● DOCUMENT SOURCE
((

Le document montre d'abord qu'en 2007, Hydro avait exporté 17 térawattheures (TWh) d'électricité sur le marché court terme américain, pour un total de 1,4 milliard $ de revenus. En 2011, les exportations d'électricité dans ce même marché avaient augmenté de 40 %, à 24 TWh, mais les revenus étaient plus bas qu'en 2007 : 1,1 milliard $.

C'est un peu comme ces publicités à la télévision où l'on offre le gadget miracle en promettant l'affaire du siècle : «Mais attendez... pour le même prix vous obtenez 40 % plus d'électricité...»

C'est une caricature bien entendu, qui déforme la réalité, mais elle donne une idée du dilemme auquel Hydro est confrontée. Les marges de profit des marchés à court terme fondent à vue d'oeil, entraînées par la chute des prix du gaz naturel. Afin de maintenir un bénéfice net de 2,5 milliards $, il faut vendre toujours plus d'électricité, pour moins cher.

))

● EXTRAITS DE DONNÉES
((

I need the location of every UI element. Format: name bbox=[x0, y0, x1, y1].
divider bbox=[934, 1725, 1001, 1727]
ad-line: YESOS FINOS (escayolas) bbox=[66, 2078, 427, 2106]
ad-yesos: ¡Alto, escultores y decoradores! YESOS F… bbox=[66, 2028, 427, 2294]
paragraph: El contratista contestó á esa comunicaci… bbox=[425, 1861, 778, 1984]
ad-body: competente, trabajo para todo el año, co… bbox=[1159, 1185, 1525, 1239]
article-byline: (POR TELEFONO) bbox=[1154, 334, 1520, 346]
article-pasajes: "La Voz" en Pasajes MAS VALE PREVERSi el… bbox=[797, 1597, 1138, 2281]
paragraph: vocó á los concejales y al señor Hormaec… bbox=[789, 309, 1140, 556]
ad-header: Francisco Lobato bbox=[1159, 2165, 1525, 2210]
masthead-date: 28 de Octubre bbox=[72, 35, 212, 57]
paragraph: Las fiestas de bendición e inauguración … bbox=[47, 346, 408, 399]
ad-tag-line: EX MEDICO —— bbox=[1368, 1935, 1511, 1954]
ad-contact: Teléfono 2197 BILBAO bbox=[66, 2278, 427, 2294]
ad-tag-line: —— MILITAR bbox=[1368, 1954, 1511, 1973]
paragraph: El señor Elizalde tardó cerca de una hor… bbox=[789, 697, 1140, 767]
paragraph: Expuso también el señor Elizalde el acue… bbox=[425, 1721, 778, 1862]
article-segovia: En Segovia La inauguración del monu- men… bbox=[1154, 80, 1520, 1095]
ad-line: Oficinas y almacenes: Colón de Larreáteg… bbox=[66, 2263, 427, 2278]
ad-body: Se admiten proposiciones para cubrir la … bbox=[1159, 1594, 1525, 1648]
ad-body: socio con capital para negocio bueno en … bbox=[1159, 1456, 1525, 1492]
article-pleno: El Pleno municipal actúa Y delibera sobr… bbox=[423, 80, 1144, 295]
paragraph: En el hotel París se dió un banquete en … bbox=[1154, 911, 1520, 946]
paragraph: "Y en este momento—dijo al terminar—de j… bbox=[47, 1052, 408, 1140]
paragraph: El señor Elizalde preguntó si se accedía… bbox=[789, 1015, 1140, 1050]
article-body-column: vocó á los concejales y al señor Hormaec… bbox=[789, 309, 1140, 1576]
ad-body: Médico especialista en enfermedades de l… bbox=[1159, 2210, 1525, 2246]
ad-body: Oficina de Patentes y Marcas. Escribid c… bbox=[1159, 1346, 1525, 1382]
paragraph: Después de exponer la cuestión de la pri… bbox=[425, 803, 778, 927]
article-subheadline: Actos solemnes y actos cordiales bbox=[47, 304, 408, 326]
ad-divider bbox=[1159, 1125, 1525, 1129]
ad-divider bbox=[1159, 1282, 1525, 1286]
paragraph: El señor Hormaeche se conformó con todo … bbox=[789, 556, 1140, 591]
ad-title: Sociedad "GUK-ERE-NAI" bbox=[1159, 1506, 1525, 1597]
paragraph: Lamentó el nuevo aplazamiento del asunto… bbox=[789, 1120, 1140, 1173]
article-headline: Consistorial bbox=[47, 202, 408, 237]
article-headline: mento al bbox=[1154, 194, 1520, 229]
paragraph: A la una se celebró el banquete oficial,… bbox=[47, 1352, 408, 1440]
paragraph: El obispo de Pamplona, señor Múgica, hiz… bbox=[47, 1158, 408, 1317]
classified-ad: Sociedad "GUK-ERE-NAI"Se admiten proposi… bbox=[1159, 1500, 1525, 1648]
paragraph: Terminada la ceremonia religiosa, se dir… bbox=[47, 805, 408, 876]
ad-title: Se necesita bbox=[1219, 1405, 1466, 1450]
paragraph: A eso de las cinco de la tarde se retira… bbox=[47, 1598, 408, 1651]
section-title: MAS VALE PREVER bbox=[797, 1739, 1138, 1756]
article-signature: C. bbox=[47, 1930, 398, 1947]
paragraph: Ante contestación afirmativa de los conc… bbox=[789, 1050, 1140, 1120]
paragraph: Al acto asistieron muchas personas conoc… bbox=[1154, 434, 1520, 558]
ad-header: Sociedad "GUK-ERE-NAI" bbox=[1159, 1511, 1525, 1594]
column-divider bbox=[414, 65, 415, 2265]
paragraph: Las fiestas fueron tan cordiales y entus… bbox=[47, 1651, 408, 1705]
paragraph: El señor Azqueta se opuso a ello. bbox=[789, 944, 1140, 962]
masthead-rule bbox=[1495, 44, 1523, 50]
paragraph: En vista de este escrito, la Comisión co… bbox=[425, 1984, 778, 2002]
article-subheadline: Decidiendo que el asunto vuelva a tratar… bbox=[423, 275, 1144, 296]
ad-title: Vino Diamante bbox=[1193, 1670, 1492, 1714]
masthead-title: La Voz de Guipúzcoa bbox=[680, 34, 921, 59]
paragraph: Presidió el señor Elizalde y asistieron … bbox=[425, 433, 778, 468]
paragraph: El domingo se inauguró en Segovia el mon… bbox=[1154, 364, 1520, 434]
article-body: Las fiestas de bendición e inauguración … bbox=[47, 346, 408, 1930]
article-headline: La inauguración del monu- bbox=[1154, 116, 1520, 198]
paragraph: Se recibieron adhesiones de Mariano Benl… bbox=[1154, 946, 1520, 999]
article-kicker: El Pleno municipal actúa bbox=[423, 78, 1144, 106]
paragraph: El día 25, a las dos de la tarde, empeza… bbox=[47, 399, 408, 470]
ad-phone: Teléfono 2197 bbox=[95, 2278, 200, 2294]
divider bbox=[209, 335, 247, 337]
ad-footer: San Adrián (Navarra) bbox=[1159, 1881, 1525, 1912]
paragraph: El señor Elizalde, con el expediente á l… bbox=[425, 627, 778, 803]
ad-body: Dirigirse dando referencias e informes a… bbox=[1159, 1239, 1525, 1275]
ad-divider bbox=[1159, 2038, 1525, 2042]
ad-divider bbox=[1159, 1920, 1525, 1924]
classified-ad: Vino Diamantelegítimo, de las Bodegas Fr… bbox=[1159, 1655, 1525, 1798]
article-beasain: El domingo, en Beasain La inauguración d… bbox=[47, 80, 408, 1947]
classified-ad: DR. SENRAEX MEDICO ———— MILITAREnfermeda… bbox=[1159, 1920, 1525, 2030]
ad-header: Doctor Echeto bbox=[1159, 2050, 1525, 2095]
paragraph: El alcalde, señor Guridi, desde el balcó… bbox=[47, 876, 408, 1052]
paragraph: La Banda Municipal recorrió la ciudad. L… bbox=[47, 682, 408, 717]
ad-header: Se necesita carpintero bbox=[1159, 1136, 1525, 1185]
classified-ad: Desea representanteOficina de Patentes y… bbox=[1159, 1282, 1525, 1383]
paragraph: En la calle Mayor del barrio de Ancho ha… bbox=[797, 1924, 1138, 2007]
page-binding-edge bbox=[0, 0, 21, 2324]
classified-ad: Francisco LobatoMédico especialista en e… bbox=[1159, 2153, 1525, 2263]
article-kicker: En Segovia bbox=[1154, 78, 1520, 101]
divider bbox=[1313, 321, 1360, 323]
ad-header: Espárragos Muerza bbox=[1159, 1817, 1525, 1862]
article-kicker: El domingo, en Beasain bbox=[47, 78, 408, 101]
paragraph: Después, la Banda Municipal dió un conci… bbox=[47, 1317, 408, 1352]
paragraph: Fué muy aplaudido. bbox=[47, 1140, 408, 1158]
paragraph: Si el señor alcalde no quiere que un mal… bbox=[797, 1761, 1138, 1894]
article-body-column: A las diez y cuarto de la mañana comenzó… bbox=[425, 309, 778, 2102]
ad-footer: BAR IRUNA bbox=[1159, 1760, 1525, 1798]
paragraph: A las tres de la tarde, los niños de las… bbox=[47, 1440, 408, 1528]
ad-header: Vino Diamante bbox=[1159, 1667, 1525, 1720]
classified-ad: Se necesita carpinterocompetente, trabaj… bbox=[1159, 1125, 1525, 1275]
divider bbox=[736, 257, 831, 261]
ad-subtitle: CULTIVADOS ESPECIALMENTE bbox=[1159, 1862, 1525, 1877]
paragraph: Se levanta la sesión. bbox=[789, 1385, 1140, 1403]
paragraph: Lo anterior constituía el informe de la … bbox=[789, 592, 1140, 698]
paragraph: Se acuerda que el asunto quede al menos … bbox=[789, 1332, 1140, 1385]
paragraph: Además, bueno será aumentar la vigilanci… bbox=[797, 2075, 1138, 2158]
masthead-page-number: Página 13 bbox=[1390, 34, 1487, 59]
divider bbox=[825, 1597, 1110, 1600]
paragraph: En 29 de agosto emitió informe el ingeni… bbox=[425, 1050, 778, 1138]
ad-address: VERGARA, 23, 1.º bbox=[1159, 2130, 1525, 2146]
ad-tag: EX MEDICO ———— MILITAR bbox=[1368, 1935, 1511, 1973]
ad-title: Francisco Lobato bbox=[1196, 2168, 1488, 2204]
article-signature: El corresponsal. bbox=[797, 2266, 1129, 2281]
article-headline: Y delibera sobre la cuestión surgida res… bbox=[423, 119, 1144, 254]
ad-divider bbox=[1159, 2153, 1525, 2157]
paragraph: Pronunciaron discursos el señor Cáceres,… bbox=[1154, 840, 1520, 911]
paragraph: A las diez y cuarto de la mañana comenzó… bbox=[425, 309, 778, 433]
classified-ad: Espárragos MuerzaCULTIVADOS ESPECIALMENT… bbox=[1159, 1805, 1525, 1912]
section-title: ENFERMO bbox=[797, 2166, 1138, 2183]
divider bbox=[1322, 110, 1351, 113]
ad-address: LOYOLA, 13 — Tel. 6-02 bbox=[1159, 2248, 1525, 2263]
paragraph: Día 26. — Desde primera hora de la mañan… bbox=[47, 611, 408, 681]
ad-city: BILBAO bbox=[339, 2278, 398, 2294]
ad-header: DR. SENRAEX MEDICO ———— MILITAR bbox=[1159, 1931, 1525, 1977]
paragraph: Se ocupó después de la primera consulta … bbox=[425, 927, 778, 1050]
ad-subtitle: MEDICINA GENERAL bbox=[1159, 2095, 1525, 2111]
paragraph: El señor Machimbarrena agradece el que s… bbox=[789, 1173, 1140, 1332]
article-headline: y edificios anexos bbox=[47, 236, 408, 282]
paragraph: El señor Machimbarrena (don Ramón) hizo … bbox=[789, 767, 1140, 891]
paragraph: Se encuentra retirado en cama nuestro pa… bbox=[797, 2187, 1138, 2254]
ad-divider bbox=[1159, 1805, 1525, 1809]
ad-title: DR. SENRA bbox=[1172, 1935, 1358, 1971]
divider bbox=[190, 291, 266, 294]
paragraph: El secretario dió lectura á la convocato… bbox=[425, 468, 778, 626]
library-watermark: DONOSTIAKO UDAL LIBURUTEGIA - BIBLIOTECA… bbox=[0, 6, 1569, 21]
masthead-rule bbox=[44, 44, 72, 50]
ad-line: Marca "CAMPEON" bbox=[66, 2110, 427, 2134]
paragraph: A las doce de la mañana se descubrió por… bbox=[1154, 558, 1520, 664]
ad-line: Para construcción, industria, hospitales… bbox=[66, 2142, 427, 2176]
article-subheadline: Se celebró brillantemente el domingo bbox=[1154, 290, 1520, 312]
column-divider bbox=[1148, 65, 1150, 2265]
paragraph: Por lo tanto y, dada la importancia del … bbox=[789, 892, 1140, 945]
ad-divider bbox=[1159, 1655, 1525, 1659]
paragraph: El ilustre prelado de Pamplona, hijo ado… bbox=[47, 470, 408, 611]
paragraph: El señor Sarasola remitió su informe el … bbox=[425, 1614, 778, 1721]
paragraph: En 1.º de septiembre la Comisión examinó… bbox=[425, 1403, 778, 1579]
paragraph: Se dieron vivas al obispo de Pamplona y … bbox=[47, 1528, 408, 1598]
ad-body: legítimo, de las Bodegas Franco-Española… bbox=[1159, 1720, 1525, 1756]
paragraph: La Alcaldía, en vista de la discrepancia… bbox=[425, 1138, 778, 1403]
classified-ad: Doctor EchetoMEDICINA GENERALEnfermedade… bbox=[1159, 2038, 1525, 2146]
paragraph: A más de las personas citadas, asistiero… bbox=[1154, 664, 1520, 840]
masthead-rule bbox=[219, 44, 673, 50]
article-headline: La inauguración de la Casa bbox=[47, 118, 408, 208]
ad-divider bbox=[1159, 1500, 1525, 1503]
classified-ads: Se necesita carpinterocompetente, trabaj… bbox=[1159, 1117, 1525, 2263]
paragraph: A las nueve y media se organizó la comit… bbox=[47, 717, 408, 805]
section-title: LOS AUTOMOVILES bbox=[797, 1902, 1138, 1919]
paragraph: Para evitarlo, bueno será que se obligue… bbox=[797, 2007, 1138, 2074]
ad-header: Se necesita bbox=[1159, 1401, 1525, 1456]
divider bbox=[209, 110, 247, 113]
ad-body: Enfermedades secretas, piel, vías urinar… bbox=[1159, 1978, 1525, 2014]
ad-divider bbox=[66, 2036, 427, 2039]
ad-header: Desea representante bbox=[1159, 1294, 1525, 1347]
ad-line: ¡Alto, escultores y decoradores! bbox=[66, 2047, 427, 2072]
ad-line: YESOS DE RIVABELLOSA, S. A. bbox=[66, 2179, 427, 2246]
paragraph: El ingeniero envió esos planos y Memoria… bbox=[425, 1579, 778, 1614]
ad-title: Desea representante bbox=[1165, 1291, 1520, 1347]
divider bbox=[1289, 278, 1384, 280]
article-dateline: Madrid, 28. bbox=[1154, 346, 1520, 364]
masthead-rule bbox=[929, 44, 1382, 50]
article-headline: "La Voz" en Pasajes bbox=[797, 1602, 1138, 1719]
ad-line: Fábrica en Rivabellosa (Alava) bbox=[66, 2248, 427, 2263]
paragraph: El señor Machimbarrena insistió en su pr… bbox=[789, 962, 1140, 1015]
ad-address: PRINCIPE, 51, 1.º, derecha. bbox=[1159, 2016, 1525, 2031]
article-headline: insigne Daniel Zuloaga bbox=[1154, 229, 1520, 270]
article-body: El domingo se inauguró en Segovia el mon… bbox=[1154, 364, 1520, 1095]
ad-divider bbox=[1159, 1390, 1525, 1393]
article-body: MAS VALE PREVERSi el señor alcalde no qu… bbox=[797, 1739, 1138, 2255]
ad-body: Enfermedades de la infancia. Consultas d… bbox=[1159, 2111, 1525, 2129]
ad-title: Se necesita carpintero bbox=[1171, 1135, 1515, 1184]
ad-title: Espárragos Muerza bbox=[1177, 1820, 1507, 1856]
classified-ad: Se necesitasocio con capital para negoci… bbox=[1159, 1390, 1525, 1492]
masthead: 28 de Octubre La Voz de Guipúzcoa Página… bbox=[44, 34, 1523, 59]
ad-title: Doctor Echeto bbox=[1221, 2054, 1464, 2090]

))

● QUESTIONS À TRAITER
**1.** Répondez à chaque question d'après le texte sur les exportations d'électricité d'Hydro.
(a) Combien de térawattheures Hydro avait-elle exportés sur le marché court terme américain en 2007 ?
(b) À combien s'élevaient les revenus de ces exportations en 2011 ?
(c) Quel bénéfice net Hydro cherche-t-elle à maintenir ?
**2.** Prolongez le texte sur les exportations d'électricité d'Hydro à partir de sa dernière phrase.

● RÉPONSES AUX QUESTIONS
**1.**
(a) 17 TWh
(b) 1,1 milliard $
(c) 2,5 milliards $

**2.**
Et c'est ici que se pose le problème des surplus. Pendant qu'Hydro voit les prix baisser aux États-Unis, ses coûts de production augmentent au Québec en raison des contrats qui la lient aux producteurs privés, notamment pour l'énergie éolienne. Et il n'y a pas d'acheteurs au Québec pour cette production.

On a beau se gargariser en présentant ces surplus comme une «opportunité», ça ne correspond pas à la réalité. L'eau qui remplit les réservoirs, c'est une manne qui ne coûte rien. Mais dans le cas du parc d'éoliennes de Rivière-du-Moulin (350 MW), que viendrait d'autoriser le gouvernement Marois, chaque kilowattheure qui s'ajoute à la production vient avec une étiquette : 11,5 ¢.

Preuve que ces surplus sont un boulet, Hydro dit faire des «économies» en payant 150 millions $ par année à TransCanada (TCE) pour ne pas utiliser sa centrale thermique de Bécancour, qui lui coûterait pourtant moins cher que l'éolien.

Si on sauve de l'argent en n'achetant pas de TCE, comment peut-on faire des profits avec les kilowattheures des parcs éoliens?

La Coalition avenir du Québec réclame une enquête du Vérificateur général du Québec sur la gestion des surplus d'électricité. C'est une excellente suggestion, bien qu'elle risque de prendre un certain temps avant d'aboutir. On pourrait aussi fouiller la question en commission parlementaire, quitte à piétiner un peu les compétences de la Régie de l'énergie.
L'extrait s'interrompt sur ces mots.